→ **Exercise description**
Answer with a single number: the count of lines that include the string "سلمة".

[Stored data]
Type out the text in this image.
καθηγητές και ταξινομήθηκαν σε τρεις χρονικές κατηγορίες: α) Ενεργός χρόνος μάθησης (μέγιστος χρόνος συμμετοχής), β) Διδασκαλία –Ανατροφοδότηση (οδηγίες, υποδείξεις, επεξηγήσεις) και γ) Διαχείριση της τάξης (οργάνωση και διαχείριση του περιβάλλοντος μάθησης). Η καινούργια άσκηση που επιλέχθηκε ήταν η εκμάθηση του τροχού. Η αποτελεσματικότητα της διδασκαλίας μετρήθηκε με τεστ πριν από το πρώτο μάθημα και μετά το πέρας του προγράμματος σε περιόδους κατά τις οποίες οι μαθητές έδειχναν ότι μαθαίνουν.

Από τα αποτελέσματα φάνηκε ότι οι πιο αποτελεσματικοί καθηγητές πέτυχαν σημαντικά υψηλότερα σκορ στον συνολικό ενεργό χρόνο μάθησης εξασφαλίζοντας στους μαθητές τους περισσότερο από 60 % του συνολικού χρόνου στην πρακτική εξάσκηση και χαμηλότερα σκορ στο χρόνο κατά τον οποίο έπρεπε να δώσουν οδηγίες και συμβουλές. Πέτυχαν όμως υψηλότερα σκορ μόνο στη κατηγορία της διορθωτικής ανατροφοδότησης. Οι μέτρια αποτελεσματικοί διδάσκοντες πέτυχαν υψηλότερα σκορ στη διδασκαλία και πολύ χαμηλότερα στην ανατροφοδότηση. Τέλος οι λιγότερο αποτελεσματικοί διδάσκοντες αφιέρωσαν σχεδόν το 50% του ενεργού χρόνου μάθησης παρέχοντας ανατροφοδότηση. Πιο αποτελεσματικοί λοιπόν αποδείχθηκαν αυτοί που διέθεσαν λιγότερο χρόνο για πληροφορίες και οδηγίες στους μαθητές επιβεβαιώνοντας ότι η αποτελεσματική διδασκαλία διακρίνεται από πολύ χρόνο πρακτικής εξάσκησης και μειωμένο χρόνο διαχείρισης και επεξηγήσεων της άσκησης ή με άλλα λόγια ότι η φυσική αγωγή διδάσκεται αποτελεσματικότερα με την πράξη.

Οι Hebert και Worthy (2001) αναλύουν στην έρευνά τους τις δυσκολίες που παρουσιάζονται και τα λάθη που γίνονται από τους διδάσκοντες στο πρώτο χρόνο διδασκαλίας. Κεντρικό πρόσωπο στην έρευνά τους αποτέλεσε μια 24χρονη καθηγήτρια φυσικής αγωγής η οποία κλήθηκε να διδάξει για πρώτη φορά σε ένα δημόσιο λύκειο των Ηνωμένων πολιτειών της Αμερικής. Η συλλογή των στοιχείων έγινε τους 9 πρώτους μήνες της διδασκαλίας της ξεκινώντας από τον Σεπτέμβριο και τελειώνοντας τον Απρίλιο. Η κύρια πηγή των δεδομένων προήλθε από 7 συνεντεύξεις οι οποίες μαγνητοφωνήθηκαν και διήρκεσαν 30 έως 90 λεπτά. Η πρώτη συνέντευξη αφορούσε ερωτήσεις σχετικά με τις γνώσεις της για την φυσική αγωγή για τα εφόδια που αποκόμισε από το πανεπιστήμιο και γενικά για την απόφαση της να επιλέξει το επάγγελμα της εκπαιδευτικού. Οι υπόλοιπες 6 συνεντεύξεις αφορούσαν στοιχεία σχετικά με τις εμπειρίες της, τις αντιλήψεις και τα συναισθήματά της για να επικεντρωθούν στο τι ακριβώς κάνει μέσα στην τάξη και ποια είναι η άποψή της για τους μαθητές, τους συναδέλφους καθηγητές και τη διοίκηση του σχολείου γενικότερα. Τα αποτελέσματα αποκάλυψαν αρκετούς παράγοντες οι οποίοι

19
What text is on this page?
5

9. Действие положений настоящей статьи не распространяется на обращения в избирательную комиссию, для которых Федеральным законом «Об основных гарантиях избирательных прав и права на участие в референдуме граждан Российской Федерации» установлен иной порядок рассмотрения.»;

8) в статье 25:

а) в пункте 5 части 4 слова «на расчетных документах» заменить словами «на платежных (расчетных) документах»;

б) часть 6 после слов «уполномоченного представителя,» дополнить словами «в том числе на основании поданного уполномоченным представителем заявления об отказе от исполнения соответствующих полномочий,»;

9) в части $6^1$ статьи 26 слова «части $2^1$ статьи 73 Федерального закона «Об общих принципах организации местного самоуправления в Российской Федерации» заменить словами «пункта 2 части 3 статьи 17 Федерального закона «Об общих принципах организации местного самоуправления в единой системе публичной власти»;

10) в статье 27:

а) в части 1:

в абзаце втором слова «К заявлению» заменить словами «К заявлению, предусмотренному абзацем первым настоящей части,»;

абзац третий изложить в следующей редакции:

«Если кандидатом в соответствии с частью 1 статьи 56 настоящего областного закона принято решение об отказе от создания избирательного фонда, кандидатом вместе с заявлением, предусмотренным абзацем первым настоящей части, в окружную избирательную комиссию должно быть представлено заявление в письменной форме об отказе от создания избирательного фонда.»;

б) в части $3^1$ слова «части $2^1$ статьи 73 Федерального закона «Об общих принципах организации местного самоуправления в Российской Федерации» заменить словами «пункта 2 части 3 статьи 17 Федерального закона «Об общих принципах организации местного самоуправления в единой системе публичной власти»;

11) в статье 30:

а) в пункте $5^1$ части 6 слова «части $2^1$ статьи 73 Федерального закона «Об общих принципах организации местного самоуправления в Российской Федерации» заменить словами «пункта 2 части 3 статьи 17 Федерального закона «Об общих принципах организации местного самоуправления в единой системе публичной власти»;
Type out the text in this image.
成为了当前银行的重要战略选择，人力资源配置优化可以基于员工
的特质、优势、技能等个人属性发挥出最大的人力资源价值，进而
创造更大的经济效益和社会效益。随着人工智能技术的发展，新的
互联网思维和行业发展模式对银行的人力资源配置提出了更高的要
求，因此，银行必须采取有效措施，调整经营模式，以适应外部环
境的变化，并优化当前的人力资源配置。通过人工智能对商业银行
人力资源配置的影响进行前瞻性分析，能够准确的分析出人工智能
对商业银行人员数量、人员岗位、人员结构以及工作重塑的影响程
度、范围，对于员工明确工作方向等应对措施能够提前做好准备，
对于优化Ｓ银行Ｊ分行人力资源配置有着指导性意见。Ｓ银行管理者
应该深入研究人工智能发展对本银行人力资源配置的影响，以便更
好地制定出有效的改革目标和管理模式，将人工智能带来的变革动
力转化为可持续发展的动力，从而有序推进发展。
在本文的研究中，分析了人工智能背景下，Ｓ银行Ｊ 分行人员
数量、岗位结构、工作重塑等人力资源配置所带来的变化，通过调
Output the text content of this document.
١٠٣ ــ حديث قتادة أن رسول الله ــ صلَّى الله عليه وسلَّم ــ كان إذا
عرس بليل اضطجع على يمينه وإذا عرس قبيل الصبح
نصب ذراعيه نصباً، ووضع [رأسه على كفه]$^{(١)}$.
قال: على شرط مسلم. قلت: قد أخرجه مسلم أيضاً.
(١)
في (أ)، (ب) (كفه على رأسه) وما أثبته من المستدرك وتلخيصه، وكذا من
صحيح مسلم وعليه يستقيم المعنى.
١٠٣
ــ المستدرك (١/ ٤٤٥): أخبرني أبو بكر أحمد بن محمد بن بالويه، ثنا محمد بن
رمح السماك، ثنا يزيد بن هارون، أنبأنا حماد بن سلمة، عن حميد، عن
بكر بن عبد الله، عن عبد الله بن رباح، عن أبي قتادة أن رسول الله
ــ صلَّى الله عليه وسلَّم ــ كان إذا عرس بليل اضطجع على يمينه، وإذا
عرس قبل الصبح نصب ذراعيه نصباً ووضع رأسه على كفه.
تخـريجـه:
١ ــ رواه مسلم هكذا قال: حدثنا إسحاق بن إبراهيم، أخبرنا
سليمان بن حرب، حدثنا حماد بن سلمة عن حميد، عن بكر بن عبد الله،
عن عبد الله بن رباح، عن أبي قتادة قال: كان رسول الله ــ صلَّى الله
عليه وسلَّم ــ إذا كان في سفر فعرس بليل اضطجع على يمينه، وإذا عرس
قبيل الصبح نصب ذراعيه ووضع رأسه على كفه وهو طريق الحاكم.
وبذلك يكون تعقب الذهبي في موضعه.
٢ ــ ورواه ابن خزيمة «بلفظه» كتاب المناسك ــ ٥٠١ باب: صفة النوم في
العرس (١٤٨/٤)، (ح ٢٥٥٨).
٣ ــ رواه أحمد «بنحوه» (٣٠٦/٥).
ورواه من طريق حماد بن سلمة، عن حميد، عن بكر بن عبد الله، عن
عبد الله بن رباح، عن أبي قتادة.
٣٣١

→ **Exercise result**
3